EXERCISE DIRECTIONS:
Reproduce all the lines exactly as they stand, apart from the pictures.

** START **

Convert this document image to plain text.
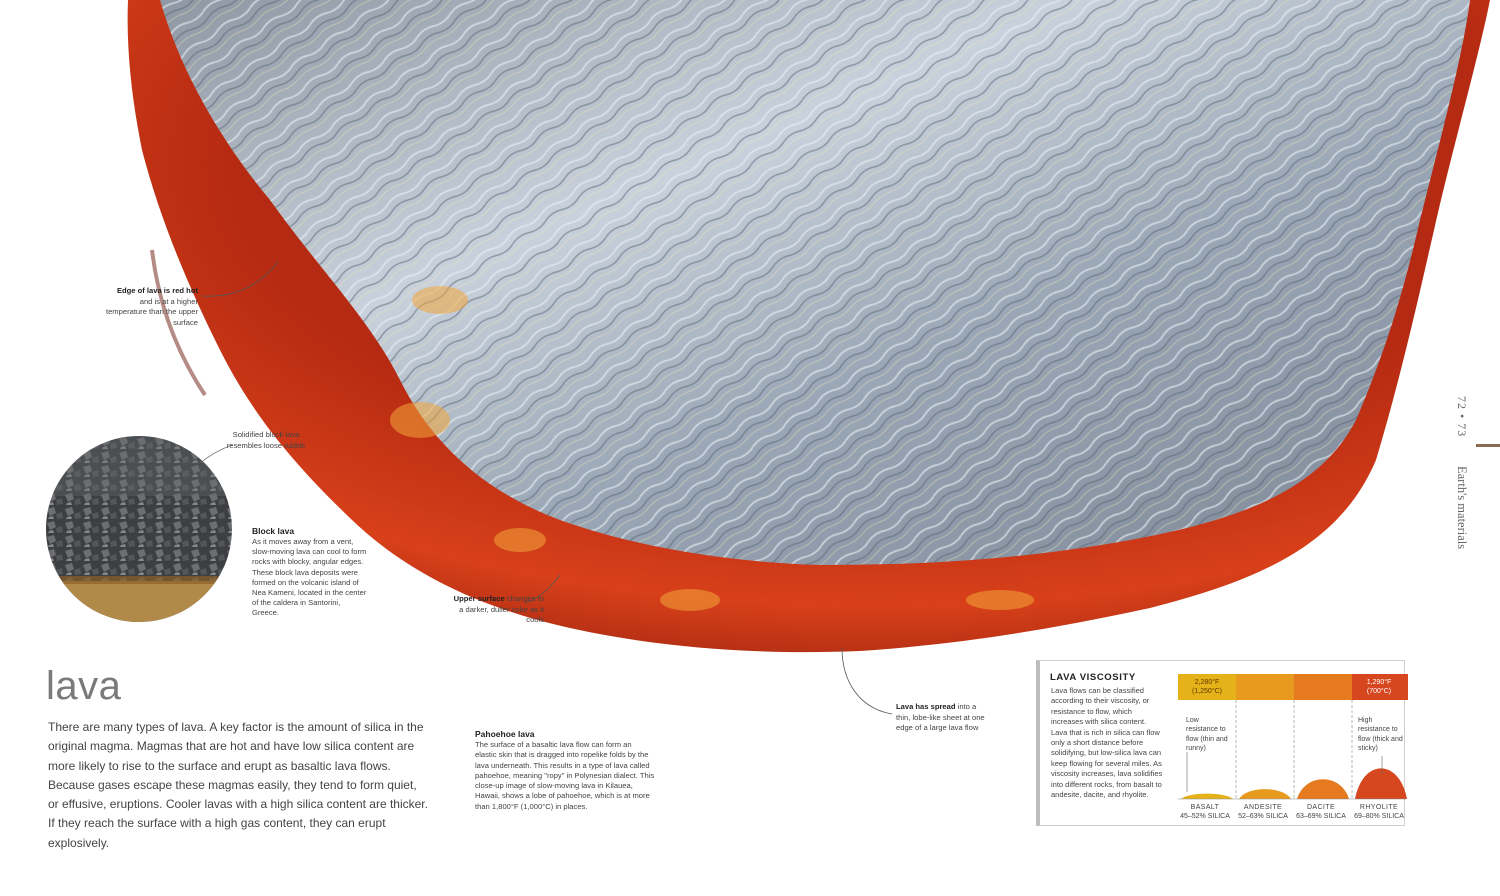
Edge of lava is red hot and is at a higher temperature than the upper surface
Solidified block lava resembles loose rubble
Upper surface changes to a darker, duller color as it cools
Lava has spread into a thin, lobe-like sheet at one edge of a large lava flow
Block lava
As it moves away from a vent, slow-moving lava can cool to form rocks with blocky, angular edges. These block lava deposits were formed on the volcanic island of Nea Kameni, located in the center of the caldera in Santorini, Greece.
lava
There are many types of lava. A key factor is the amount of silica in the original magma. Magmas that are hot and have low silica content are more likely to rise to the surface and erupt as basaltic lava flows. Because gases escape these magmas easily, they tend to form quiet, or effusive, eruptions. Cooler lavas with a high silica content are thicker. If they reach the surface with a high gas content, they can erupt explosively.
Pahoehoe lava
The surface of a basaltic lava flow can form an elastic skin that is dragged into ropelike folds by the lava underneath. This results in a type of lava called pahoehoe, meaning "ropy" in Polynesian dialect. This close-up image of slow-moving lava in Kilauea, Hawaii, shows a lobe of pahoehoe, which is at more than 1,800°F (1,000°C) in places.
72 • 73
Earth's materials
LAVA VISCOSITY
Lava flows can be classified according to their viscosity, or resistance to flow, which increases with silica content. Lava that is rich in silica can flow only a short distance before solidifying, but low-silica lava can keep flowing for several miles. As viscosity increases, lava solidifies into different rocks, from basalt to andesite, dacite, and rhyolite.
2,280°F
(1,250°C)
1,290°F
(700°C)
Low resistance to flow (thin and runny)
High resistance to flow (thick and sticky)
BASALT
45–52% SILICA
ANDESITE
52–63% SILICA
DACITE
63–69% SILICA
RHYOLITE
69–80% SILICA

** END **

ANSWER TO THIS PROBLEM:
Convert this document image to plain text.
Edge of lava is red hot and is at a higher temperature than the upper surface
Solidified block lava resembles loose rubble
Upper surface changes to a darker, duller color as it cools
Lava has spread into a thin, lobe-like sheet at one edge of a large lava flow
Block lava
As it moves away from a vent, slow-moving lava can cool to form rocks with blocky, angular edges. These block lava deposits were formed on the volcanic island of Nea Kameni, located in the center of the caldera in Santorini, Greece.
lava
There are many types of lava. A key factor is the amount of silica in the original magma. Magmas that are hot and have low silica content are more likely to rise to the surface and erupt as basaltic lava flows. Because gases escape these magmas easily, they tend to form quiet, or effusive, eruptions. Cooler lavas with a high silica content are thicker. If they reach the surface with a high gas content, they can erupt explosively.
Pahoehoe lava
The surface of a basaltic lava flow can form an elastic skin that is dragged into ropelike folds by the lava underneath. This results in a type of lava called pahoehoe, meaning "ropy" in Polynesian dialect. This close-up image of slow-moving lava in Kilauea, Hawaii, shows a lobe of pahoehoe, which is at more than 1,800°F (1,000°C) in places.
72 • 73
Earth's materials
LAVA VISCOSITY
Lava flows can be classified according to their viscosity, or resistance to flow, which increases with silica content. Lava that is rich in silica can flow only a short distance before solidifying, but low-silica lava can keep flowing for several miles. As viscosity increases, lava solidifies into different rocks, from basalt to andesite, dacite, and rhyolite.
2,280°F
(1,250°C)
1,290°F
(700°C)
Low resistance to flow (thin and runny)
High resistance to flow (thick and sticky)
BASALT
45–52% SILICA
ANDESITE
52–63% SILICA
DACITE
63–69% SILICA
RHYOLITE
69–80% SILICA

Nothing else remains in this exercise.